#### [PROBLEM REQUIREMENTS]
Pull every "name" line out of the data below.

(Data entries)
=-=-=
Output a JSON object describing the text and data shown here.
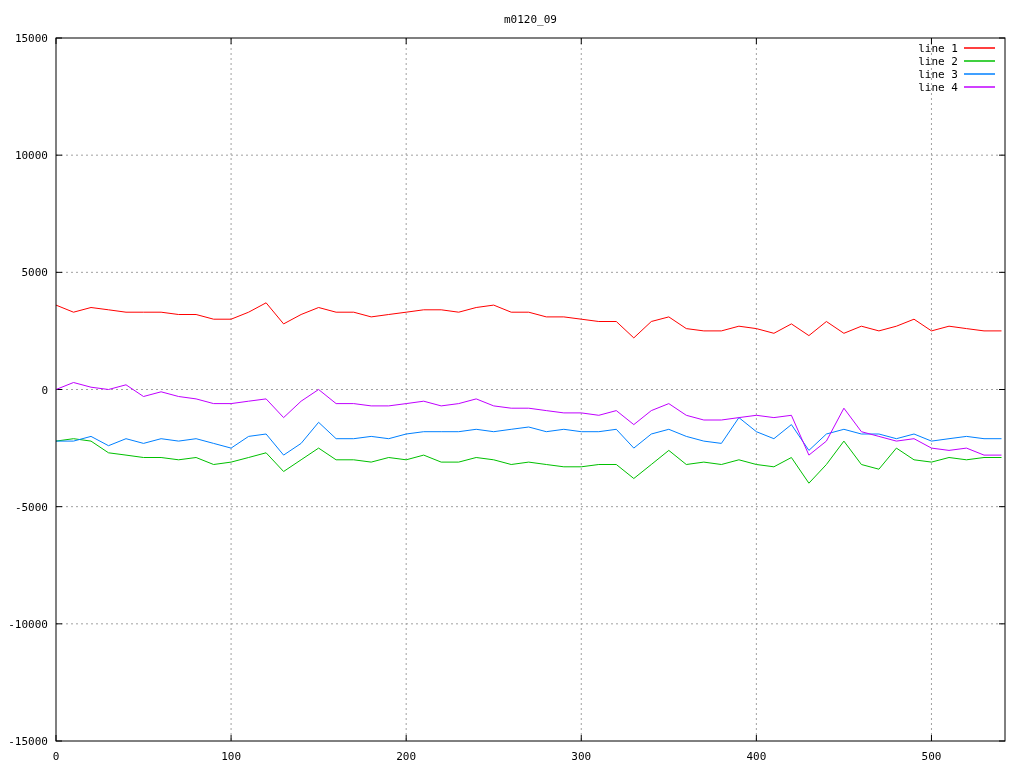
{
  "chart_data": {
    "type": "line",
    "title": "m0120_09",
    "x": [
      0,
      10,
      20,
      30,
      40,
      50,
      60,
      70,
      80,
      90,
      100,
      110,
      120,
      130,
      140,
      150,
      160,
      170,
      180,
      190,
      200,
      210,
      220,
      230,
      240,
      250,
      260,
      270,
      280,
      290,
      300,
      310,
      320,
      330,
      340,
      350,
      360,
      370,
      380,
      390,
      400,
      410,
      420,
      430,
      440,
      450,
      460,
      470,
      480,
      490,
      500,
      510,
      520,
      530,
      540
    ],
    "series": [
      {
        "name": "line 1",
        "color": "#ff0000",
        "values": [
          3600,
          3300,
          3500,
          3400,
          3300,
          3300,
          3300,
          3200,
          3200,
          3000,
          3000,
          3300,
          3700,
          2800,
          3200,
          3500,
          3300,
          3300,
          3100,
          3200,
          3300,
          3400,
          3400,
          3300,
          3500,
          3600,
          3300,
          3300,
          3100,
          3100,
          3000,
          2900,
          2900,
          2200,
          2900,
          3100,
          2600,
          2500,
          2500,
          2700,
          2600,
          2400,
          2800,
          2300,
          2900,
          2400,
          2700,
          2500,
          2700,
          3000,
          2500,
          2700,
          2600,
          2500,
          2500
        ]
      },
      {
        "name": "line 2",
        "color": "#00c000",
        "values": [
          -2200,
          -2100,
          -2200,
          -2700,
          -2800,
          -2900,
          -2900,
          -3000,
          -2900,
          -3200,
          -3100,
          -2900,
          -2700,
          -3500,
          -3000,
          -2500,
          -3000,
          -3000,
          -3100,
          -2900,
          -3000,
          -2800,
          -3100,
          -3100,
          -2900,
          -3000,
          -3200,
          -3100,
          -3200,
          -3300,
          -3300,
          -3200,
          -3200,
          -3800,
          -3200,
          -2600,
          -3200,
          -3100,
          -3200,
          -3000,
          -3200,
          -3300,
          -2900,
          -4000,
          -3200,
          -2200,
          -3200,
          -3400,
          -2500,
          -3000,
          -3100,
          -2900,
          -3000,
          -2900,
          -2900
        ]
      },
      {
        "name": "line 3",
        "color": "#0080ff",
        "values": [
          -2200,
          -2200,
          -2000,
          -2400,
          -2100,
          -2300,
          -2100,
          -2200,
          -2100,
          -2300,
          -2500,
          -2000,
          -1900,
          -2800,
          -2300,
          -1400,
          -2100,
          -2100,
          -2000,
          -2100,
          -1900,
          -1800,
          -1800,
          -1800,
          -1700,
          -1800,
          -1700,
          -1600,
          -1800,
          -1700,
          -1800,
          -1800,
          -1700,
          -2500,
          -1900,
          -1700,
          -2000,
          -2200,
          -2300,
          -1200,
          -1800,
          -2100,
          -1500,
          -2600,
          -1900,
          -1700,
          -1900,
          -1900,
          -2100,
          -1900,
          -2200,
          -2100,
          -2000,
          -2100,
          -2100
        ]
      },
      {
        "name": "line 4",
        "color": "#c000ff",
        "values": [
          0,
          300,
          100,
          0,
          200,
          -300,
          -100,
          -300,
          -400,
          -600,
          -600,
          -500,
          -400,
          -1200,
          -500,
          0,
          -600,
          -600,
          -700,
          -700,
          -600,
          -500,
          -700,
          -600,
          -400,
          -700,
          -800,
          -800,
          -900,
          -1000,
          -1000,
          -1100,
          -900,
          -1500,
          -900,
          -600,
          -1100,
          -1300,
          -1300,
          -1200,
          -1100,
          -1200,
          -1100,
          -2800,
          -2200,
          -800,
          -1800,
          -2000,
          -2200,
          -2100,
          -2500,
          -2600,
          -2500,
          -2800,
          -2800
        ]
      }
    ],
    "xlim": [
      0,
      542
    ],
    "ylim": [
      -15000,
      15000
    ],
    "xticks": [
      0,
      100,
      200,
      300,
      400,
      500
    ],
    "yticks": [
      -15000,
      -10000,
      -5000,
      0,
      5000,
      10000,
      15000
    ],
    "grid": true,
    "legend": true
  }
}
=-=-=
#### [ANSWER TO THE TASK]
        "name": "line 1",
        "name": "line 2",
        "name": "line 3",
        "name": "line 4",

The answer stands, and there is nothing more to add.